#### [RAW RECORDS]
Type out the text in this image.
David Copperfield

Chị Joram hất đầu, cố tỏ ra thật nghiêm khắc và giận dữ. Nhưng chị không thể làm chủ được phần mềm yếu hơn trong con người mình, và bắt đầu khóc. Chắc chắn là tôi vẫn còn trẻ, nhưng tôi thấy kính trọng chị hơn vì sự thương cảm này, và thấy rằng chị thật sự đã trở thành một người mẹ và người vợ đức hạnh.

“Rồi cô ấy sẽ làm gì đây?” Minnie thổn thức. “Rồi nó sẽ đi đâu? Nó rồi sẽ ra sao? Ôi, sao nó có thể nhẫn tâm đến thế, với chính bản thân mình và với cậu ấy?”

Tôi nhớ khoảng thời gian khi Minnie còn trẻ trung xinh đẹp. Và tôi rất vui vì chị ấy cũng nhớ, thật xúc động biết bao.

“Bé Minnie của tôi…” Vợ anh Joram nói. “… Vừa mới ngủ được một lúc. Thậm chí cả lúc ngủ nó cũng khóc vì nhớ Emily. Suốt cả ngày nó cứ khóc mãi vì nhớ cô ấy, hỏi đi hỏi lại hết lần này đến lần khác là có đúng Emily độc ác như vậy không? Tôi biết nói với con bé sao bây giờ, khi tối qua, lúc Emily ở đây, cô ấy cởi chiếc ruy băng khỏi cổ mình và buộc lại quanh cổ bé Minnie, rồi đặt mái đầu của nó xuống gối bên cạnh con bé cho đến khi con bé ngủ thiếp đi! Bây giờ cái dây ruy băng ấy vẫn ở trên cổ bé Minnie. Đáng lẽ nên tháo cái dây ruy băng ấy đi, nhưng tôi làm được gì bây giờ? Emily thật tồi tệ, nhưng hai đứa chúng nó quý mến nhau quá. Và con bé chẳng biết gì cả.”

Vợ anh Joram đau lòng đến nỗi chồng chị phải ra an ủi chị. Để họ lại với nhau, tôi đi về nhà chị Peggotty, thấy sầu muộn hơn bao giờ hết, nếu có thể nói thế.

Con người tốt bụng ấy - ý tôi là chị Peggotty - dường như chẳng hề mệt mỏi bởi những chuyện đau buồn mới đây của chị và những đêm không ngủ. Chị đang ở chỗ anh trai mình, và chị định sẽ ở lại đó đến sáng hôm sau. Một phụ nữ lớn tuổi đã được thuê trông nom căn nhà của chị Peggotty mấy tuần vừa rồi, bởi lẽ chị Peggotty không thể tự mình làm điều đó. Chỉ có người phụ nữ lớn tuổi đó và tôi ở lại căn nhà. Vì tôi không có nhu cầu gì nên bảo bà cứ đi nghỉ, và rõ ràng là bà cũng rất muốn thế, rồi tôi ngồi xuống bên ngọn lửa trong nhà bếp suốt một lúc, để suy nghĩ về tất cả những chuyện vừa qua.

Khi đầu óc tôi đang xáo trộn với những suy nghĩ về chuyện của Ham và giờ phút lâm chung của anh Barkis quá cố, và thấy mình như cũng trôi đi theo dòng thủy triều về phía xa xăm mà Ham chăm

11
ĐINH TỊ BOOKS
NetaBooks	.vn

#### [WHAT YOU HAVE TO DO]
Scan the material above. Return every line containing the string "Peggotty".

#### [EXERCISE OUTPUT]
Vợ anh Joram đau lòng đến nỗi chồng chị phải ra an ủi chị. Để họ lại với nhau, tôi đi về nhà chị Peggotty, thấy sầu muộn hơn bao giờ hết, nếu có thể nói thế.
Con người tốt bụng ấy - ý tôi là chị Peggotty - dường như chẳng hề mệt mỏi bởi những chuyện đau buồn mới đây của chị và những đêm không ngủ. Chị đang ở chỗ anh trai mình, và chị định sẽ ở lại đó đến sáng hôm sau. Một phụ nữ lớn tuổi đã được thuê trông nom căn nhà của chị Peggotty mấy tuần vừa rồi, bởi lẽ chị Peggotty không thể tự mình làm điều đó. Chỉ có người phụ nữ lớn tuổi đó và tôi ở lại căn nhà. Vì tôi không có nhu cầu gì nên bảo bà cứ đi nghỉ, và rõ ràng là bà cũng rất muốn thế, rồi tôi ngồi xuống bên ngọn lửa trong nhà bếp suốt một lúc, để suy nghĩ về tất cả những chuyện vừa qua.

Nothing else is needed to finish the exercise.